● Do this: Transcribe every line exactly. Leave the pictures behind.

[Saved data entries]
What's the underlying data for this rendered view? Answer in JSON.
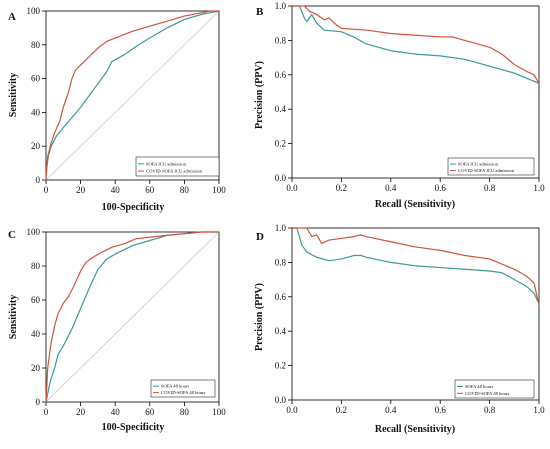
{
  "chart_data": [
    {
      "panel": "A",
      "type": "line",
      "xlabel": "100-Specificity",
      "ylabel": "Sensitivity",
      "xlim": [
        0,
        100
      ],
      "ylim": [
        0,
        100
      ],
      "xticks": [
        "0",
        "20",
        "40",
        "60",
        "80",
        "100"
      ],
      "yticks": [
        "0",
        "20",
        "40",
        "60",
        "80",
        "100"
      ],
      "diagonal": true,
      "legend_position": "bottom-right",
      "series": [
        {
          "name": "SOFA ICU admission",
          "color": "#3a9a9a",
          "x": [
            0,
            0.5,
            1.5,
            3,
            6,
            10,
            15,
            20,
            25,
            30,
            35,
            38,
            45,
            52,
            60,
            70,
            80,
            90,
            95,
            100
          ],
          "y": [
            0,
            8,
            15,
            20,
            26,
            31,
            37,
            43,
            50,
            57,
            64,
            70,
            74,
            79,
            84,
            90,
            95,
            98,
            99,
            100
          ]
        },
        {
          "name": "COVID-SOFA ICU admission",
          "color": "#d0533a",
          "x": [
            0,
            0.5,
            1,
            2,
            3,
            5,
            8,
            10,
            13,
            15,
            17,
            20,
            25,
            30,
            35,
            40,
            50,
            60,
            70,
            80,
            90,
            95,
            100
          ],
          "y": [
            0,
            8,
            14,
            18,
            22,
            28,
            35,
            43,
            52,
            60,
            65,
            68,
            73,
            78,
            82,
            84,
            88,
            91,
            94,
            97,
            99,
            100,
            100
          ]
        }
      ]
    },
    {
      "panel": "B",
      "type": "line",
      "xlabel": "Recall (Sensitivity)",
      "ylabel": "Precision (PPV)",
      "xlim": [
        0,
        1
      ],
      "ylim": [
        0,
        1
      ],
      "xticks": [
        "0.0",
        "0.2",
        "0.4",
        "0.6",
        "0.8",
        "1.0"
      ],
      "yticks": [
        "0.0",
        "0.2",
        "0.4",
        "0.6",
        "0.8",
        "1.0"
      ],
      "legend_position": "bottom-right",
      "series": [
        {
          "name": "SOFA ICU admission",
          "color": "#3a9a9a",
          "x": [
            0,
            0.03,
            0.05,
            0.06,
            0.08,
            0.1,
            0.13,
            0.2,
            0.25,
            0.3,
            0.4,
            0.5,
            0.6,
            0.7,
            0.8,
            0.9,
            0.95,
            1.0
          ],
          "y": [
            1.0,
            1.0,
            0.93,
            0.91,
            0.95,
            0.9,
            0.86,
            0.85,
            0.82,
            0.78,
            0.74,
            0.72,
            0.71,
            0.69,
            0.65,
            0.61,
            0.58,
            0.55
          ]
        },
        {
          "name": "COVID-SOFA ICU admission",
          "color": "#d0533a",
          "x": [
            0,
            0.05,
            0.07,
            0.1,
            0.13,
            0.15,
            0.18,
            0.2,
            0.3,
            0.4,
            0.5,
            0.6,
            0.65,
            0.7,
            0.8,
            0.85,
            0.9,
            0.95,
            0.98,
            1.0
          ],
          "y": [
            1.0,
            1.0,
            0.97,
            0.95,
            0.92,
            0.93,
            0.89,
            0.87,
            0.86,
            0.84,
            0.83,
            0.82,
            0.82,
            0.8,
            0.76,
            0.72,
            0.66,
            0.62,
            0.6,
            0.55
          ]
        }
      ]
    },
    {
      "panel": "C",
      "type": "line",
      "xlabel": "100-Specificity",
      "ylabel": "Sensitivity",
      "xlim": [
        0,
        100
      ],
      "ylim": [
        0,
        100
      ],
      "xticks": [
        "0",
        "20",
        "40",
        "60",
        "80",
        "100"
      ],
      "yticks": [
        "0",
        "20",
        "40",
        "60",
        "80",
        "100"
      ],
      "diagonal": true,
      "legend_position": "bottom-right",
      "series": [
        {
          "name": "SOFA 48 hours",
          "color": "#3a9a9a",
          "x": [
            0,
            1,
            2,
            3,
            5,
            7,
            10,
            15,
            20,
            25,
            30,
            35,
            40,
            50,
            60,
            70,
            80,
            90,
            100
          ],
          "y": [
            0,
            5,
            10,
            14,
            20,
            28,
            33,
            43,
            55,
            67,
            78,
            84,
            87,
            92,
            95,
            98,
            99,
            100,
            100
          ]
        },
        {
          "name": "COVID-SOFA 48 hours",
          "color": "#d0533a",
          "x": [
            0,
            0.5,
            1,
            2,
            3,
            5,
            7,
            10,
            13,
            16,
            20,
            23,
            27,
            32,
            38,
            45,
            52,
            60,
            70,
            80,
            90,
            100
          ],
          "y": [
            0,
            10,
            20,
            28,
            35,
            45,
            52,
            58,
            62,
            68,
            77,
            82,
            85,
            88,
            91,
            93,
            96,
            97,
            98,
            99,
            100,
            100
          ]
        }
      ]
    },
    {
      "panel": "D",
      "type": "line",
      "xlabel": "Recall (Sensitivity)",
      "ylabel": "Precision (PPV)",
      "xlim": [
        0,
        1
      ],
      "ylim": [
        0,
        1
      ],
      "xticks": [
        "0.0",
        "0.2",
        "0.4",
        "0.6",
        "0.8",
        "1.0"
      ],
      "yticks": [
        "0.0",
        "0.2",
        "0.4",
        "0.6",
        "0.8",
        "1.0"
      ],
      "legend_position": "bottom-right",
      "series": [
        {
          "name": "SOFA 48 hours",
          "color": "#3a9a9a",
          "x": [
            0,
            0.02,
            0.04,
            0.06,
            0.1,
            0.15,
            0.2,
            0.25,
            0.28,
            0.3,
            0.4,
            0.5,
            0.6,
            0.7,
            0.8,
            0.85,
            0.9,
            0.95,
            0.98,
            1.0
          ],
          "y": [
            1.0,
            1.0,
            0.9,
            0.86,
            0.83,
            0.81,
            0.82,
            0.84,
            0.84,
            0.83,
            0.8,
            0.78,
            0.77,
            0.76,
            0.75,
            0.74,
            0.7,
            0.66,
            0.62,
            0.56
          ]
        },
        {
          "name": "COVID-SOFA 48 hours",
          "color": "#d0533a",
          "x": [
            0,
            0.06,
            0.08,
            0.1,
            0.12,
            0.15,
            0.2,
            0.25,
            0.28,
            0.3,
            0.4,
            0.5,
            0.6,
            0.7,
            0.8,
            0.85,
            0.9,
            0.95,
            0.98,
            1.0
          ],
          "y": [
            1.0,
            1.0,
            0.95,
            0.96,
            0.91,
            0.93,
            0.94,
            0.95,
            0.96,
            0.95,
            0.92,
            0.89,
            0.87,
            0.84,
            0.82,
            0.79,
            0.76,
            0.72,
            0.68,
            0.55
          ]
        }
      ]
    }
  ]
}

● The response:
What's the underlying data for this rendered view? Answer in JSON.
{
  "chart_data": [
    {
      "panel": "A",
      "type": "line",
      "xlabel": "100-Specificity",
      "ylabel": "Sensitivity",
      "xlim": [
        0,
        100
      ],
      "ylim": [
        0,
        100
      ],
      "xticks": [
        "0",
        "20",
        "40",
        "60",
        "80",
        "100"
      ],
      "yticks": [
        "0",
        "20",
        "40",
        "60",
        "80",
        "100"
      ],
      "diagonal": true,
      "legend_position": "bottom-right",
      "series": [
        {
          "name": "SOFA ICU admission",
          "color": "#3a9a9a",
          "x": [
            0,
            0.5,
            1.5,
            3,
            6,
            10,
            15,
            20,
            25,
            30,
            35,
            38,
            45,
            52,
            60,
            70,
            80,
            90,
            95,
            100
          ],
          "y": [
            0,
            8,
            15,
            20,
            26,
            31,
            37,
            43,
            50,
            57,
            64,
            70,
            74,
            79,
            84,
            90,
            95,
            98,
            99,
            100
          ]
        },
        {
          "name": "COVID-SOFA ICU admission",
          "color": "#d0533a",
          "x": [
            0,
            0.5,
            1,
            2,
            3,
            5,
            8,
            10,
            13,
            15,
            17,
            20,
            25,
            30,
            35,
            40,
            50,
            60,
            70,
            80,
            90,
            95,
            100
          ],
          "y": [
            0,
            8,
            14,
            18,
            22,
            28,
            35,
            43,
            52,
            60,
            65,
            68,
            73,
            78,
            82,
            84,
            88,
            91,
            94,
            97,
            99,
            100,
            100
          ]
        }
      ]
    },
    {
      "panel": "B",
      "type": "line",
      "xlabel": "Recall (Sensitivity)",
      "ylabel": "Precision (PPV)",
      "xlim": [
        0,
        1
      ],
      "ylim": [
        0,
        1
      ],
      "xticks": [
        "0.0",
        "0.2",
        "0.4",
        "0.6",
        "0.8",
        "1.0"
      ],
      "yticks": [
        "0.0",
        "0.2",
        "0.4",
        "0.6",
        "0.8",
        "1.0"
      ],
      "legend_position": "bottom-right",
      "series": [
        {
          "name": "SOFA ICU admission",
          "color": "#3a9a9a",
          "x": [
            0,
            0.03,
            0.05,
            0.06,
            0.08,
            0.1,
            0.13,
            0.2,
            0.25,
            0.3,
            0.4,
            0.5,
            0.6,
            0.7,
            0.8,
            0.9,
            0.95,
            1.0
          ],
          "y": [
            1.0,
            1.0,
            0.93,
            0.91,
            0.95,
            0.9,
            0.86,
            0.85,
            0.82,
            0.78,
            0.74,
            0.72,
            0.71,
            0.69,
            0.65,
            0.61,
            0.58,
            0.55
          ]
        },
        {
          "name": "COVID-SOFA ICU admission",
          "color": "#d0533a",
          "x": [
            0,
            0.05,
            0.07,
            0.1,
            0.13,
            0.15,
            0.18,
            0.2,
            0.3,
            0.4,
            0.5,
            0.6,
            0.65,
            0.7,
            0.8,
            0.85,
            0.9,
            0.95,
            0.98,
            1.0
          ],
          "y": [
            1.0,
            1.0,
            0.97,
            0.95,
            0.92,
            0.93,
            0.89,
            0.87,
            0.86,
            0.84,
            0.83,
            0.82,
            0.82,
            0.8,
            0.76,
            0.72,
            0.66,
            0.62,
            0.6,
            0.55
          ]
        }
      ]
    },
    {
      "panel": "C",
      "type": "line",
      "xlabel": "100-Specificity",
      "ylabel": "Sensitivity",
      "xlim": [
        0,
        100
      ],
      "ylim": [
        0,
        100
      ],
      "xticks": [
        "0",
        "20",
        "40",
        "60",
        "80",
        "100"
      ],
      "yticks": [
        "0",
        "20",
        "40",
        "60",
        "80",
        "100"
      ],
      "diagonal": true,
      "legend_position": "bottom-right",
      "series": [
        {
          "name": "SOFA 48 hours",
          "color": "#3a9a9a",
          "x": [
            0,
            1,
            2,
            3,
            5,
            7,
            10,
            15,
            20,
            25,
            30,
            35,
            40,
            50,
            60,
            70,
            80,
            90,
            100
          ],
          "y": [
            0,
            5,
            10,
            14,
            20,
            28,
            33,
            43,
            55,
            67,
            78,
            84,
            87,
            92,
            95,
            98,
            99,
            100,
            100
          ]
        },
        {
          "name": "COVID-SOFA 48 hours",
          "color": "#d0533a",
          "x": [
            0,
            0.5,
            1,
            2,
            3,
            5,
            7,
            10,
            13,
            16,
            20,
            23,
            27,
            32,
            38,
            45,
            52,
            60,
            70,
            80,
            90,
            100
          ],
          "y": [
            0,
            10,
            20,
            28,
            35,
            45,
            52,
            58,
            62,
            68,
            77,
            82,
            85,
            88,
            91,
            93,
            96,
            97,
            98,
            99,
            100,
            100
          ]
        }
      ]
    },
    {
      "panel": "D",
      "type": "line",
      "xlabel": "Recall (Sensitivity)",
      "ylabel": "Precision (PPV)",
      "xlim": [
        0,
        1
      ],
      "ylim": [
        0,
        1
      ],
      "xticks": [
        "0.0",
        "0.2",
        "0.4",
        "0.6",
        "0.8",
        "1.0"
      ],
      "yticks": [
        "0.0",
        "0.2",
        "0.4",
        "0.6",
        "0.8",
        "1.0"
      ],
      "legend_position": "bottom-right",
      "series": [
        {
          "name": "SOFA 48 hours",
          "color": "#3a9a9a",
          "x": [
            0,
            0.02,
            0.04,
            0.06,
            0.1,
            0.15,
            0.2,
            0.25,
            0.28,
            0.3,
            0.4,
            0.5,
            0.6,
            0.7,
            0.8,
            0.85,
            0.9,
            0.95,
            0.98,
            1.0
          ],
          "y": [
            1.0,
            1.0,
            0.9,
            0.86,
            0.83,
            0.81,
            0.82,
            0.84,
            0.84,
            0.83,
            0.8,
            0.78,
            0.77,
            0.76,
            0.75,
            0.74,
            0.7,
            0.66,
            0.62,
            0.56
          ]
        },
        {
          "name": "COVID-SOFA 48 hours",
          "color": "#d0533a",
          "x": [
            0,
            0.06,
            0.08,
            0.1,
            0.12,
            0.15,
            0.2,
            0.25,
            0.28,
            0.3,
            0.4,
            0.5,
            0.6,
            0.7,
            0.8,
            0.85,
            0.9,
            0.95,
            0.98,
            1.0
          ],
          "y": [
            1.0,
            1.0,
            0.95,
            0.96,
            0.91,
            0.93,
            0.94,
            0.95,
            0.96,
            0.95,
            0.92,
            0.89,
            0.87,
            0.84,
            0.82,
            0.79,
            0.76,
            0.72,
            0.68,
            0.55
          ]
        }
      ]
    }
  ]
}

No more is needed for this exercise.